== TASK DETAILS ==
Under this task are some entries; return every one of them exactly.

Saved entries
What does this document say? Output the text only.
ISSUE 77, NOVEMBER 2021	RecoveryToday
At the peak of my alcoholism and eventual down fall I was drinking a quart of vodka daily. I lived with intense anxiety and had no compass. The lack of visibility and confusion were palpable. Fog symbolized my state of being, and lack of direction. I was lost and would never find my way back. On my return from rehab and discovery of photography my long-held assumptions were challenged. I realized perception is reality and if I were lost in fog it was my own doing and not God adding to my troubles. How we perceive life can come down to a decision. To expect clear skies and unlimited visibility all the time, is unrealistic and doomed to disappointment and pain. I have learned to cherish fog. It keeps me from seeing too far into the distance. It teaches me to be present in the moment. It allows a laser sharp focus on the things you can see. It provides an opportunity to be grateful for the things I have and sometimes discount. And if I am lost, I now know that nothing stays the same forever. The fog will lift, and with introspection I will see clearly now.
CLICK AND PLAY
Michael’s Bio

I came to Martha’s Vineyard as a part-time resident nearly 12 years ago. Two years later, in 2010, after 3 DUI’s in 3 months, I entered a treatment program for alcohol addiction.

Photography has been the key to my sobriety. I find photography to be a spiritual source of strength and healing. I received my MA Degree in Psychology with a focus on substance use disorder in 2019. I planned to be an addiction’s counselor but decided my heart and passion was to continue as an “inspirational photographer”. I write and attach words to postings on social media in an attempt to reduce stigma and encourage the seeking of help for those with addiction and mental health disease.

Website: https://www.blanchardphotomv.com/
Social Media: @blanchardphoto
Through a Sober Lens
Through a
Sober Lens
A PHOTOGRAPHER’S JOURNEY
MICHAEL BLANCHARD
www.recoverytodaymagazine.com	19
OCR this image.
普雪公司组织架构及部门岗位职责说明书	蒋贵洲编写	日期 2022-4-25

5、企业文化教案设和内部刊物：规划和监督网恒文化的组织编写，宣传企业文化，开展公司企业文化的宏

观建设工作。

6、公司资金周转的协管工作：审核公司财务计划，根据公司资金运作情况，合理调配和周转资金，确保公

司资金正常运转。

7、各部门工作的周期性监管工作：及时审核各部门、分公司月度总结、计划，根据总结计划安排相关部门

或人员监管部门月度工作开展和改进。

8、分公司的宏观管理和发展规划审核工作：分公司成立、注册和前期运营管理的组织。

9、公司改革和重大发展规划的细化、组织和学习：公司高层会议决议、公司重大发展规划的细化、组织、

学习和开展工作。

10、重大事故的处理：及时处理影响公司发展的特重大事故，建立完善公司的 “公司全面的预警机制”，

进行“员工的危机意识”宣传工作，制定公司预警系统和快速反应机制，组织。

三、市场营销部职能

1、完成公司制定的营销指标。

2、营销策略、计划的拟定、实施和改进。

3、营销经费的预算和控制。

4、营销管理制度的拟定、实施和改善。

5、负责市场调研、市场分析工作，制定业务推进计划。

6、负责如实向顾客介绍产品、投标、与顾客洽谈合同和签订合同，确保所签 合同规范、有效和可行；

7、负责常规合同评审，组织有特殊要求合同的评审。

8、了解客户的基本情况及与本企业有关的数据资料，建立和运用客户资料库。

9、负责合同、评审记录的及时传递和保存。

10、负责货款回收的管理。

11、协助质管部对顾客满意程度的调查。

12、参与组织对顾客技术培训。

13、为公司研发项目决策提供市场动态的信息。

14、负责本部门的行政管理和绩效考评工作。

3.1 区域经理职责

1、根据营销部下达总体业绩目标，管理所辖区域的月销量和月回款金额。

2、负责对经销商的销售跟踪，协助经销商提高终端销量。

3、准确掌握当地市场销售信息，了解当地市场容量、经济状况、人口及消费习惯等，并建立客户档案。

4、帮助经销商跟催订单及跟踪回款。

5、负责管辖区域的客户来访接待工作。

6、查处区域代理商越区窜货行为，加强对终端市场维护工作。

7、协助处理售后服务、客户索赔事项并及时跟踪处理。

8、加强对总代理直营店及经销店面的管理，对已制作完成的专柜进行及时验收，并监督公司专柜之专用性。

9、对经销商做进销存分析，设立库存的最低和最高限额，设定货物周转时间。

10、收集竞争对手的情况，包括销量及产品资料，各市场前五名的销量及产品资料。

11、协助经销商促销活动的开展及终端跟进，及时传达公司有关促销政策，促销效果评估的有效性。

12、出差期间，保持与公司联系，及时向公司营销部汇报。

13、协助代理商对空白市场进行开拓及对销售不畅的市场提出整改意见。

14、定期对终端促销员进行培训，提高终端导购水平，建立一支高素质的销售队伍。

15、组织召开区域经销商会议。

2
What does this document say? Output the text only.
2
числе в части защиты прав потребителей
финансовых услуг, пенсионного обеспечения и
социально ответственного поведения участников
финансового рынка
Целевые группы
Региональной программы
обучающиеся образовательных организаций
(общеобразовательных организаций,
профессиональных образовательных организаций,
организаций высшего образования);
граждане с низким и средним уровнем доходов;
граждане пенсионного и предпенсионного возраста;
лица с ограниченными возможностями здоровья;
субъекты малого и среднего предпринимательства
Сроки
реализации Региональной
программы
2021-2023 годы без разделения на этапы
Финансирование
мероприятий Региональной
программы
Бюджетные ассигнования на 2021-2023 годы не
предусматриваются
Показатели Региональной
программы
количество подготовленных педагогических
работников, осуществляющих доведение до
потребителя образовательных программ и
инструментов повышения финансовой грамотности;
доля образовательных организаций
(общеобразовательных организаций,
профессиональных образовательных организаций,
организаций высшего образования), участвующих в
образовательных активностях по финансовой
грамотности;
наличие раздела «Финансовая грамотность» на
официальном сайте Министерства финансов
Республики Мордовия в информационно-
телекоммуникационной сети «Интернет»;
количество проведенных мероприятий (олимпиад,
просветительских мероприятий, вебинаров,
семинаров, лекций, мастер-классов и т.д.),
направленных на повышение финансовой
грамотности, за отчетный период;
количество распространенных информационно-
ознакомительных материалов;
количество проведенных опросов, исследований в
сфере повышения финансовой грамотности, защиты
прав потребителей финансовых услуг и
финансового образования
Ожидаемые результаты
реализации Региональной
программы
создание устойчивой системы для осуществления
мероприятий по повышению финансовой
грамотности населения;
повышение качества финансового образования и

== RESPONSE BELOW ==
What does this document say? Output the text only.
ISSUE 77, NOVEMBER 2021	RecoveryToday
At the peak of my alcoholism and eventual down fall I was drinking a quart of vodka daily. I lived with intense anxiety and had no compass. The lack of visibility and confusion were palpable. Fog symbolized my state of being, and lack of direction. I was lost and would never find my way back. On my return from rehab and discovery of photography my long-held assumptions were challenged. I realized perception is reality and if I were lost in fog it was my own doing and not God adding to my troubles. How we perceive life can come down to a decision. To expect clear skies and unlimited visibility all the time, is unrealistic and doomed to disappointment and pain. I have learned to cherish fog. It keeps me from seeing too far into the distance. It teaches me to be present in the moment. It allows a laser sharp focus on the things you can see. It provides an opportunity to be grateful for the things I have and sometimes discount. And if I am lost, I now know that nothing stays the same forever. The fog will lift, and with introspection I will see clearly now.
CLICK AND PLAY
Michael’s Bio

I came to Martha’s Vineyard as a part-time resident nearly 12 years ago. Two years later, in 2010, after 3 DUI’s in 3 months, I entered a treatment program for alcohol addiction.

Photography has been the key to my sobriety. I find photography to be a spiritual source of strength and healing. I received my MA Degree in Psychology with a focus on substance use disorder in 2019. I planned to be an addiction’s counselor but decided my heart and passion was to continue as an “inspirational photographer”. I write and attach words to postings on social media in an attempt to reduce stigma and encourage the seeking of help for those with addiction and mental health disease.

Website: https://www.blanchardphotomv.com/
Social Media: @blanchardphoto
Through a Sober Lens
Through a
Sober Lens
A PHOTOGRAPHER’S JOURNEY
MICHAEL BLANCHARD
www.recoverytodaymagazine.com	19
OCR this image.
普雪公司组织架构及部门岗位职责说明书	蒋贵洲编写	日期 2022-4-25

5、企业文化教案设和内部刊物：规划和监督网恒文化的组织编写，宣传企业文化，开展公司企业文化的宏

观建设工作。

6、公司资金周转的协管工作：审核公司财务计划，根据公司资金运作情况，合理调配和周转资金，确保公

司资金正常运转。

7、各部门工作的周期性监管工作：及时审核各部门、分公司月度总结、计划，根据总结计划安排相关部门

或人员监管部门月度工作开展和改进。

8、分公司的宏观管理和发展规划审核工作：分公司成立、注册和前期运营管理的组织。

9、公司改革和重大发展规划的细化、组织和学习：公司高层会议决议、公司重大发展规划的细化、组织、

学习和开展工作。

10、重大事故的处理：及时处理影响公司发展的特重大事故，建立完善公司的 “公司全面的预警机制”，

进行“员工的危机意识”宣传工作，制定公司预警系统和快速反应机制，组织。

三、市场营销部职能

1、完成公司制定的营销指标。

2、营销策略、计划的拟定、实施和改进。

3、营销经费的预算和控制。

4、营销管理制度的拟定、实施和改善。

5、负责市场调研、市场分析工作，制定业务推进计划。

6、负责如实向顾客介绍产品、投标、与顾客洽谈合同和签订合同，确保所签 合同规范、有效和可行；

7、负责常规合同评审，组织有特殊要求合同的评审。

8、了解客户的基本情况及与本企业有关的数据资料，建立和运用客户资料库。

9、负责合同、评审记录的及时传递和保存。

10、负责货款回收的管理。

11、协助质管部对顾客满意程度的调查。

12、参与组织对顾客技术培训。

13、为公司研发项目决策提供市场动态的信息。

14、负责本部门的行政管理和绩效考评工作。

3.1 区域经理职责

1、根据营销部下达总体业绩目标，管理所辖区域的月销量和月回款金额。

2、负责对经销商的销售跟踪，协助经销商提高终端销量。

3、准确掌握当地市场销售信息，了解当地市场容量、经济状况、人口及消费习惯等，并建立客户档案。

4、帮助经销商跟催订单及跟踪回款。

5、负责管辖区域的客户来访接待工作。

6、查处区域代理商越区窜货行为，加强对终端市场维护工作。

7、协助处理售后服务、客户索赔事项并及时跟踪处理。

8、加强对总代理直营店及经销店面的管理，对已制作完成的专柜进行及时验收，并监督公司专柜之专用性。

9、对经销商做进销存分析，设立库存的最低和最高限额，设定货物周转时间。

10、收集竞争对手的情况，包括销量及产品资料，各市场前五名的销量及产品资料。

11、协助经销商促销活动的开展及终端跟进，及时传达公司有关促销政策，促销效果评估的有效性。

12、出差期间，保持与公司联系，及时向公司营销部汇报。

13、协助代理商对空白市场进行开拓及对销售不畅的市场提出整改意见。

14、定期对终端促销员进行培训，提高终端导购水平，建立一支高素质的销售队伍。

15、组织召开区域经销商会议。

2
What does this document say? Output the text only.
2
числе в части защиты прав потребителей
финансовых услуг, пенсионного обеспечения и
социально ответственного поведения участников
финансового рынка
Целевые группы
Региональной программы
обучающиеся образовательных организаций
(общеобразовательных организаций,
профессиональных образовательных организаций,
организаций высшего образования);
граждане с низким и средним уровнем доходов;
граждане пенсионного и предпенсионного возраста;
лица с ограниченными возможностями здоровья;
субъекты малого и среднего предпринимательства
Сроки
реализации Региональной
программы
2021-2023 годы без разделения на этапы
Финансирование
мероприятий Региональной
программы
Бюджетные ассигнования на 2021-2023 годы не
предусматриваются
Показатели Региональной
программы
количество подготовленных педагогических
работников, осуществляющих доведение до
потребителя образовательных программ и
инструментов повышения финансовой грамотности;
доля образовательных организаций
(общеобразовательных организаций,
профессиональных образовательных организаций,
организаций высшего образования), участвующих в
образовательных активностях по финансовой
грамотности;
наличие раздела «Финансовая грамотность» на
официальном сайте Министерства финансов
Республики Мордовия в информационно-
телекоммуникационной сети «Интернет»;
количество проведенных мероприятий (олимпиад,
просветительских мероприятий, вебинаров,
семинаров, лекций, мастер-классов и т.д.),
направленных на повышение финансовой
грамотности, за отчетный период;
количество распространенных информационно-
ознакомительных материалов;
количество проведенных опросов, исследований в
сфере повышения финансовой грамотности, защиты
прав потребителей финансовых услуг и
финансового образования
Ожидаемые результаты
реализации Региональной
программы
создание устойчивой системы для осуществления
мероприятий по повышению финансовой
грамотности населения;
повышение качества финансового образования и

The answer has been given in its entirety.